Hunt for the word "TEAMS" across the entries below, copying each line that holds it.

> _Material provided_:
◆ ◆ ◆ ◆
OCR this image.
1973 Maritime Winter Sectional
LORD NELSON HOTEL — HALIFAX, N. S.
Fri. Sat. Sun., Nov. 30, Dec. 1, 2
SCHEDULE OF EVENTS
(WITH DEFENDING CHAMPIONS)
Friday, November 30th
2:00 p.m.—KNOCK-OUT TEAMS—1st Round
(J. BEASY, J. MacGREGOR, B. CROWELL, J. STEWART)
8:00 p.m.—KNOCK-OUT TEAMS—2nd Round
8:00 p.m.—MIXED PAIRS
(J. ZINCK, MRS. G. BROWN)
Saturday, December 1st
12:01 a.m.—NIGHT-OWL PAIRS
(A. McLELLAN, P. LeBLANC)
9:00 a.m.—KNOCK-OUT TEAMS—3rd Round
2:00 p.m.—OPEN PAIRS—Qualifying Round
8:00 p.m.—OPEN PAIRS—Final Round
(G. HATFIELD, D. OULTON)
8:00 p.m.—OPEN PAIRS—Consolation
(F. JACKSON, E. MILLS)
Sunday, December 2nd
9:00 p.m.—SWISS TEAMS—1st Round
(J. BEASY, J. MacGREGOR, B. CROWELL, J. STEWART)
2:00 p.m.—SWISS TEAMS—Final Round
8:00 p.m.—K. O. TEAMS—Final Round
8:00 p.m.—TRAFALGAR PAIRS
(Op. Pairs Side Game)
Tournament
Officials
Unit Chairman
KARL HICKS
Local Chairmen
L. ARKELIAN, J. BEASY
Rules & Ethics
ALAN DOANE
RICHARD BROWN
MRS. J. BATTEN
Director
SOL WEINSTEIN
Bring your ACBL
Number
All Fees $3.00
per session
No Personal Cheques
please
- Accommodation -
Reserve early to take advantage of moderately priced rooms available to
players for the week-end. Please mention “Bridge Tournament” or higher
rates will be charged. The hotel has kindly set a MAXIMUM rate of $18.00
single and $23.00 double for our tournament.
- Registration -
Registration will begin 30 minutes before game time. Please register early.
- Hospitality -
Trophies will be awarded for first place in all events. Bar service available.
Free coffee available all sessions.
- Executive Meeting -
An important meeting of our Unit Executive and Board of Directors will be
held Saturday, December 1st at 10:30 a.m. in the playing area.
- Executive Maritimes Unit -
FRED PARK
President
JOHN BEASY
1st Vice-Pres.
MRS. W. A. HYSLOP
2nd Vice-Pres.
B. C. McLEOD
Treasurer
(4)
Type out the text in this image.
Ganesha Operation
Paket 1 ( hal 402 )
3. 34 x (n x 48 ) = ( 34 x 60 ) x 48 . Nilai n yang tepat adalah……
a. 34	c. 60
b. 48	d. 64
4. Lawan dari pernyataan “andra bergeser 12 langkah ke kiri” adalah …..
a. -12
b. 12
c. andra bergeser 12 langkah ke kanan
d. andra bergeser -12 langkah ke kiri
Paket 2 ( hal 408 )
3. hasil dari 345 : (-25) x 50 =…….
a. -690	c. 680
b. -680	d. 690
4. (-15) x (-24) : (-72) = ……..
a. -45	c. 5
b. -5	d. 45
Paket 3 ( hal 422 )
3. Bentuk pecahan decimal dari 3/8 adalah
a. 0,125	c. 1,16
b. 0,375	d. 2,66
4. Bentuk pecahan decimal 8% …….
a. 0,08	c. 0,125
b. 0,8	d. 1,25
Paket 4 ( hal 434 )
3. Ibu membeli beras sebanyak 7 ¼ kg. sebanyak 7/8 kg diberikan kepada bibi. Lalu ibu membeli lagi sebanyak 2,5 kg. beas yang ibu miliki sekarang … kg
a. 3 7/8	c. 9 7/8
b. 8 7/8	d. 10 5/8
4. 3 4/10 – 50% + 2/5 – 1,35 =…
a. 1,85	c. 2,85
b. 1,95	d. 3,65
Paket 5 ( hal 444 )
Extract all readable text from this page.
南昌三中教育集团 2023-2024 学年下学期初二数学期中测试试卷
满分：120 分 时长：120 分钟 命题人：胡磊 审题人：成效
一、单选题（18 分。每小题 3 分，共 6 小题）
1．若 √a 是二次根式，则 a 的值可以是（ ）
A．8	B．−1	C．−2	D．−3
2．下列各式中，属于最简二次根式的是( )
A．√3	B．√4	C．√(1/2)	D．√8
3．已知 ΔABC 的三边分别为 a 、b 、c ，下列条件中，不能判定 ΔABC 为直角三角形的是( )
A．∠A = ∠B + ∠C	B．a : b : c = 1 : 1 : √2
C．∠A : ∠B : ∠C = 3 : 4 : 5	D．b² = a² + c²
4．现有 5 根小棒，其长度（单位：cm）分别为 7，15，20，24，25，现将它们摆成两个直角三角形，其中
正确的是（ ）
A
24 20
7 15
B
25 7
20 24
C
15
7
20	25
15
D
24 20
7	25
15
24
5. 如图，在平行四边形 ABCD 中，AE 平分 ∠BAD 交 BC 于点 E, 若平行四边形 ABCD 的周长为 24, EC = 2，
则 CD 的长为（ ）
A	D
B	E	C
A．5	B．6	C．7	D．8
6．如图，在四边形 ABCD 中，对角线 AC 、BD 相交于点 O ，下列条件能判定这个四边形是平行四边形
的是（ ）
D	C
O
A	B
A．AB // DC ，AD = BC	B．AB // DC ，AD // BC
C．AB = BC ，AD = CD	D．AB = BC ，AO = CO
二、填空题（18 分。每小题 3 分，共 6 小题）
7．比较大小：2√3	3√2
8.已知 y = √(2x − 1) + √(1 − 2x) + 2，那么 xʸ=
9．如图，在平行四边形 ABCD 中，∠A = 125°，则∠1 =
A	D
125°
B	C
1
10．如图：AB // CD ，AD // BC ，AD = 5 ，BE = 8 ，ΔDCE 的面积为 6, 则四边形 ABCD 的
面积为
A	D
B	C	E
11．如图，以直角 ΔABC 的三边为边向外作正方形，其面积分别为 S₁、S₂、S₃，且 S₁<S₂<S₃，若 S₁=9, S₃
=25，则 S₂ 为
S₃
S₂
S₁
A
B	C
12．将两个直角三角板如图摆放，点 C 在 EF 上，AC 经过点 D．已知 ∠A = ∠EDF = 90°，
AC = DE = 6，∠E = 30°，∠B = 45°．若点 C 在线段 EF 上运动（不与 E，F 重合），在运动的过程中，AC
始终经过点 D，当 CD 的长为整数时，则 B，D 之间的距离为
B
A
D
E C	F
◆ ◆ ◆ ◆
> _Finished answer_:
2:00 p.m.—KNOCK-OUT TEAMS—1st Round
8:00 p.m.—KNOCK-OUT TEAMS—2nd Round
9:00 a.m.—KNOCK-OUT TEAMS—3rd Round
9:00 p.m.—SWISS TEAMS—1st Round
2:00 p.m.—SWISS TEAMS—Final Round
8:00 p.m.—K. O. TEAMS—Final Round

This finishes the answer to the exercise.